** START OF Stored rows **
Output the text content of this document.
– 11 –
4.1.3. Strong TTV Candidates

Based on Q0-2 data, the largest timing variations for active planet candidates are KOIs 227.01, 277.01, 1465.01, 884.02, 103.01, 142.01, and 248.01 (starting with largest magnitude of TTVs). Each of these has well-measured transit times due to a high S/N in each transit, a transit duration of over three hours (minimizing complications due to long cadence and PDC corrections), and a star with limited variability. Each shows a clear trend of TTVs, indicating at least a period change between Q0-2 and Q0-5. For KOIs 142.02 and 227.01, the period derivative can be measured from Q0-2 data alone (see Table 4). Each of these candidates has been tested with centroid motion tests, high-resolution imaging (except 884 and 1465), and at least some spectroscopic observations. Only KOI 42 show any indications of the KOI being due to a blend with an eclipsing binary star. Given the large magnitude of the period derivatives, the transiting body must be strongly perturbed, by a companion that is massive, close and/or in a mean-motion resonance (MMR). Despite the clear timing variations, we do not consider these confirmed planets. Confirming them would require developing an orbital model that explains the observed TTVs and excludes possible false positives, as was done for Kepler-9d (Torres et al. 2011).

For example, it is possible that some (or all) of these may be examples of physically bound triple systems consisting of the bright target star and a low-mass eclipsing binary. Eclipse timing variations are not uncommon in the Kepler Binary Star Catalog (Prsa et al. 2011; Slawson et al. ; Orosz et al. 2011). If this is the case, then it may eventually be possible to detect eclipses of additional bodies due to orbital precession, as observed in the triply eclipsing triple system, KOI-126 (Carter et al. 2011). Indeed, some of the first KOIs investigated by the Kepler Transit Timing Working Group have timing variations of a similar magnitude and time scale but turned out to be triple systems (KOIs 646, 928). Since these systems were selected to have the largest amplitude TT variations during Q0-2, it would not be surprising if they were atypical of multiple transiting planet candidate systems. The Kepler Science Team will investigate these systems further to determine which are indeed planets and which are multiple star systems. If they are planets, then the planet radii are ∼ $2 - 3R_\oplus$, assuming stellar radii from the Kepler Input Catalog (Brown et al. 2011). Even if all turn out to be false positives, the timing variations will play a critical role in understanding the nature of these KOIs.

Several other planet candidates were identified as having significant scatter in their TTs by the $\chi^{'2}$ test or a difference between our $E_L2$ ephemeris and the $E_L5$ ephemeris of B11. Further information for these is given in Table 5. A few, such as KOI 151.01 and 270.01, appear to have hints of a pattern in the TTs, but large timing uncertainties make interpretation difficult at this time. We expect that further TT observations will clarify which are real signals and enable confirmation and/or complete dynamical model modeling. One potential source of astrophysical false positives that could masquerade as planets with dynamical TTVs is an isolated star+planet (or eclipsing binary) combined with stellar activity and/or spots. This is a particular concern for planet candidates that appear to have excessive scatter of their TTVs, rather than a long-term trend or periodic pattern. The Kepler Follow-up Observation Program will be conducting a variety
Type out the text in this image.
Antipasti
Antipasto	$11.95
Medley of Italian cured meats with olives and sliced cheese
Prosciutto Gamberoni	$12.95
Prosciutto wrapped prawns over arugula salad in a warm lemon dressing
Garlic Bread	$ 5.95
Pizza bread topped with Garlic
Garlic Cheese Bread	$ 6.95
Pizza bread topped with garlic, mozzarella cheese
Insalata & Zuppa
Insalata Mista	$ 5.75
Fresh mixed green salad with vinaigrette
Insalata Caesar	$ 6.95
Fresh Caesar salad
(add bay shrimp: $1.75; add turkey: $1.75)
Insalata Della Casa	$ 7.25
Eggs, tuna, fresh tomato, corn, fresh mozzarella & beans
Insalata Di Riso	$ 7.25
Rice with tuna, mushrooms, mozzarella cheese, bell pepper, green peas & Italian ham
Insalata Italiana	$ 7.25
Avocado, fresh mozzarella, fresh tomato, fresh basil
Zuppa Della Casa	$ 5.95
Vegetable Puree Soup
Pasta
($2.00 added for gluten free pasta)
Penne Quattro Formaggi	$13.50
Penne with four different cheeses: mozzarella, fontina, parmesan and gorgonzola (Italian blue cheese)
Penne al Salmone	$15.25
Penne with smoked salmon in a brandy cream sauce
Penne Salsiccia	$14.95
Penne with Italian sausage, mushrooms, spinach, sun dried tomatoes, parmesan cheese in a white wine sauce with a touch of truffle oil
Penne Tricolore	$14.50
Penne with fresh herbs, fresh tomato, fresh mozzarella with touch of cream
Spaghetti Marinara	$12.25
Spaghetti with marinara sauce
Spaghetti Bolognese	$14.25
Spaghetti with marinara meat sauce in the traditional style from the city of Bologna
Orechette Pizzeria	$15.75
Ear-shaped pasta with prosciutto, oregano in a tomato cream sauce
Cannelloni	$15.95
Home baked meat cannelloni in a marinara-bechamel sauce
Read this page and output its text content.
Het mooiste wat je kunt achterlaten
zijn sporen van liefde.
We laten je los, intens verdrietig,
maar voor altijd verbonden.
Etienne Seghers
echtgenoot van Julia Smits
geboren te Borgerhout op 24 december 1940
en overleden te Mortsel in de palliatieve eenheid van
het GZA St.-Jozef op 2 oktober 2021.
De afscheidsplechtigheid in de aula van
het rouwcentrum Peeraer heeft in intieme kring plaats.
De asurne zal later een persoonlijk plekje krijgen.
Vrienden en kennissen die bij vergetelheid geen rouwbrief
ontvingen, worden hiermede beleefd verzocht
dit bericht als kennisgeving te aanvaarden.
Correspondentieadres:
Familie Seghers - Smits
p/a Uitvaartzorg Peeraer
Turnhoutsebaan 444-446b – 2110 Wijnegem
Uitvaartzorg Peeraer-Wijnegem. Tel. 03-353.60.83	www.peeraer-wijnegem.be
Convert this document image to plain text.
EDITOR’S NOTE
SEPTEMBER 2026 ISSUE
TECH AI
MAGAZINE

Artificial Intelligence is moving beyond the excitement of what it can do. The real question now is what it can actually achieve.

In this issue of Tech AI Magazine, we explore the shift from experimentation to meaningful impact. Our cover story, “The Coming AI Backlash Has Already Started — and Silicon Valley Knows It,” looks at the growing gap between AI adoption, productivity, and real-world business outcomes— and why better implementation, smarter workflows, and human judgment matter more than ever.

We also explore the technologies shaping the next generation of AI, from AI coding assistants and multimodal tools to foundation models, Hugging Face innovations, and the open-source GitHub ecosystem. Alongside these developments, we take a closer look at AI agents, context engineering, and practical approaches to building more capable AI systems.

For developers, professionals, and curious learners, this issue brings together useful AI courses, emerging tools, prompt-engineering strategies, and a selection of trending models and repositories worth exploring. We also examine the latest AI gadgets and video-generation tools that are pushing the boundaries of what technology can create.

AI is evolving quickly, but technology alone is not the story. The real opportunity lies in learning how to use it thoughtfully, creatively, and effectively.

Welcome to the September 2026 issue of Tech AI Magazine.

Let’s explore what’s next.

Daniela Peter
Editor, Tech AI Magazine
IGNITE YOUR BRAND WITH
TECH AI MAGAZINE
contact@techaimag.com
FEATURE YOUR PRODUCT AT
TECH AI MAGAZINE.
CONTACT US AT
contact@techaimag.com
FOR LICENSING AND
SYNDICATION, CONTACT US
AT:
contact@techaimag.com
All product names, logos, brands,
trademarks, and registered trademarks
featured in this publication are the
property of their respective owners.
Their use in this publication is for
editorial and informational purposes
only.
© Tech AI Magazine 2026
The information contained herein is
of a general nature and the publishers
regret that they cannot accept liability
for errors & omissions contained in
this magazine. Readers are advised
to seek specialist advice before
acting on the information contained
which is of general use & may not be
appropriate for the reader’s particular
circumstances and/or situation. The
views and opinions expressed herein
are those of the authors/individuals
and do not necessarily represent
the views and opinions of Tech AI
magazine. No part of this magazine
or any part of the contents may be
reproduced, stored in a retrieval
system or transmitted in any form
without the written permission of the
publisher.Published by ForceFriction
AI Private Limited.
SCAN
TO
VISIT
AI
** END OF Stored rows **
| Exercise requirements |
Write out all of the records above exactly as they appear.

| Output of the exercise |
Output the text content of this document.
– 11 –
4.1.3. Strong TTV Candidates

Based on Q0-2 data, the largest timing variations for active planet candidates are KOIs 227.01, 277.01, 1465.01, 884.02, 103.01, 142.01, and 248.01 (starting with largest magnitude of TTVs). Each of these has well-measured transit times due to a high S/N in each transit, a transit duration of over three hours (minimizing complications due to long cadence and PDC corrections), and a star with limited variability. Each shows a clear trend of TTVs, indicating at least a period change between Q0-2 and Q0-5. For KOIs 142.02 and 227.01, the period derivative can be measured from Q0-2 data alone (see Table 4). Each of these candidates has been tested with centroid motion tests, high-resolution imaging (except 884 and 1465), and at least some spectroscopic observations. Only KOI 42 show any indications of the KOI being due to a blend with an eclipsing binary star. Given the large magnitude of the period derivatives, the transiting body must be strongly perturbed, by a companion that is massive, close and/or in a mean-motion resonance (MMR). Despite the clear timing variations, we do not consider these confirmed planets. Confirming them would require developing an orbital model that explains the observed TTVs and excludes possible false positives, as was done for Kepler-9d (Torres et al. 2011).

For example, it is possible that some (or all) of these may be examples of physically bound triple systems consisting of the bright target star and a low-mass eclipsing binary. Eclipse timing variations are not uncommon in the Kepler Binary Star Catalog (Prsa et al. 2011; Slawson et al. ; Orosz et al. 2011). If this is the case, then it may eventually be possible to detect eclipses of additional bodies due to orbital precession, as observed in the triply eclipsing triple system, KOI-126 (Carter et al. 2011). Indeed, some of the first KOIs investigated by the Kepler Transit Timing Working Group have timing variations of a similar magnitude and time scale but turned out to be triple systems (KOIs 646, 928). Since these systems were selected to have the largest amplitude TT variations during Q0-2, it would not be surprising if they were atypical of multiple transiting planet candidate systems. The Kepler Science Team will investigate these systems further to determine which are indeed planets and which are multiple star systems. If they are planets, then the planet radii are ∼ $2 - 3R_\oplus$, assuming stellar radii from the Kepler Input Catalog (Brown et al. 2011). Even if all turn out to be false positives, the timing variations will play a critical role in understanding the nature of these KOIs.

Several other planet candidates were identified as having significant scatter in their TTs by the $\chi^{'2}$ test or a difference between our $E_L2$ ephemeris and the $E_L5$ ephemeris of B11. Further information for these is given in Table 5. A few, such as KOI 151.01 and 270.01, appear to have hints of a pattern in the TTs, but large timing uncertainties make interpretation difficult at this time. We expect that further TT observations will clarify which are real signals and enable confirmation and/or complete dynamical model modeling. One potential source of astrophysical false positives that could masquerade as planets with dynamical TTVs is an isolated star+planet (or eclipsing binary) combined with stellar activity and/or spots. This is a particular concern for planet candidates that appear to have excessive scatter of their TTVs, rather than a long-term trend or periodic pattern. The Kepler Follow-up Observation Program will be conducting a variety
Type out the text in this image.
Antipasti
Antipasto	$11.95
Medley of Italian cured meats with olives and sliced cheese
Prosciutto Gamberoni	$12.95
Prosciutto wrapped prawns over arugula salad in a warm lemon dressing
Garlic Bread	$ 5.95
Pizza bread topped with Garlic
Garlic Cheese Bread	$ 6.95
Pizza bread topped with garlic, mozzarella cheese
Insalata & Zuppa
Insalata Mista	$ 5.75
Fresh mixed green salad with vinaigrette
Insalata Caesar	$ 6.95
Fresh Caesar salad
(add bay shrimp: $1.75; add turkey: $1.75)
Insalata Della Casa	$ 7.25
Eggs, tuna, fresh tomato, corn, fresh mozzarella & beans
Insalata Di Riso	$ 7.25
Rice with tuna, mushrooms, mozzarella cheese, bell pepper, green peas & Italian ham
Insalata Italiana	$ 7.25
Avocado, fresh mozzarella, fresh tomato, fresh basil
Zuppa Della Casa	$ 5.95
Vegetable Puree Soup
Pasta
($2.00 added for gluten free pasta)
Penne Quattro Formaggi	$13.50
Penne with four different cheeses: mozzarella, fontina, parmesan and gorgonzola (Italian blue cheese)
Penne al Salmone	$15.25
Penne with smoked salmon in a brandy cream sauce
Penne Salsiccia	$14.95
Penne with Italian sausage, mushrooms, spinach, sun dried tomatoes, parmesan cheese in a white wine sauce with a touch of truffle oil
Penne Tricolore	$14.50
Penne with fresh herbs, fresh tomato, fresh mozzarella with touch of cream
Spaghetti Marinara	$12.25
Spaghetti with marinara sauce
Spaghetti Bolognese	$14.25
Spaghetti with marinara meat sauce in the traditional style from the city of Bologna
Orechette Pizzeria	$15.75
Ear-shaped pasta with prosciutto, oregano in a tomato cream sauce
Cannelloni	$15.95
Home baked meat cannelloni in a marinara-bechamel sauce
Read this page and output its text content.
Het mooiste wat je kunt achterlaten
zijn sporen van liefde.
We laten je los, intens verdrietig,
maar voor altijd verbonden.
Etienne Seghers
echtgenoot van Julia Smits
geboren te Borgerhout op 24 december 1940
en overleden te Mortsel in de palliatieve eenheid van
het GZA St.-Jozef op 2 oktober 2021.
De afscheidsplechtigheid in de aula van
het rouwcentrum Peeraer heeft in intieme kring plaats.
De asurne zal later een persoonlijk plekje krijgen.
Vrienden en kennissen die bij vergetelheid geen rouwbrief
ontvingen, worden hiermede beleefd verzocht
dit bericht als kennisgeving te aanvaarden.
Correspondentieadres:
Familie Seghers - Smits
p/a Uitvaartzorg Peeraer
Turnhoutsebaan 444-446b – 2110 Wijnegem
Uitvaartzorg Peeraer-Wijnegem. Tel. 03-353.60.83	www.peeraer-wijnegem.be
Convert this document image to plain text.
EDITOR’S NOTE
SEPTEMBER 2026 ISSUE
TECH AI
MAGAZINE

Artificial Intelligence is moving beyond the excitement of what it can do. The real question now is what it can actually achieve.

In this issue of Tech AI Magazine, we explore the shift from experimentation to meaningful impact. Our cover story, “The Coming AI Backlash Has Already Started — and Silicon Valley Knows It,” looks at the growing gap between AI adoption, productivity, and real-world business outcomes— and why better implementation, smarter workflows, and human judgment matter more than ever.

We also explore the technologies shaping the next generation of AI, from AI coding assistants and multimodal tools to foundation models, Hugging Face innovations, and the open-source GitHub ecosystem. Alongside these developments, we take a closer look at AI agents, context engineering, and practical approaches to building more capable AI systems.

For developers, professionals, and curious learners, this issue brings together useful AI courses, emerging tools, prompt-engineering strategies, and a selection of trending models and repositories worth exploring. We also examine the latest AI gadgets and video-generation tools that are pushing the boundaries of what technology can create.

AI is evolving quickly, but technology alone is not the story. The real opportunity lies in learning how to use it thoughtfully, creatively, and effectively.

Welcome to the September 2026 issue of Tech AI Magazine.

Let’s explore what’s next.

Daniela Peter
Editor, Tech AI Magazine
IGNITE YOUR BRAND WITH
TECH AI MAGAZINE
contact@techaimag.com
FEATURE YOUR PRODUCT AT
TECH AI MAGAZINE.
CONTACT US AT
contact@techaimag.com
FOR LICENSING AND
SYNDICATION, CONTACT US
AT:
contact@techaimag.com
All product names, logos, brands,
trademarks, and registered trademarks
featured in this publication are the
property of their respective owners.
Their use in this publication is for
editorial and informational purposes
only.
© Tech AI Magazine 2026
The information contained herein is
of a general nature and the publishers
regret that they cannot accept liability
for errors & omissions contained in
this magazine. Readers are advised
to seek specialist advice before
acting on the information contained
which is of general use & may not be
appropriate for the reader’s particular
circumstances and/or situation. The
views and opinions expressed herein
are those of the authors/individuals
and do not necessarily represent
the views and opinions of Tech AI
magazine. No part of this magazine
or any part of the contents may be
reproduced, stored in a retrieval
system or transmitted in any form
without the written permission of the
publisher.Published by ForceFriction
AI Private Limited.
SCAN
TO
VISIT
AI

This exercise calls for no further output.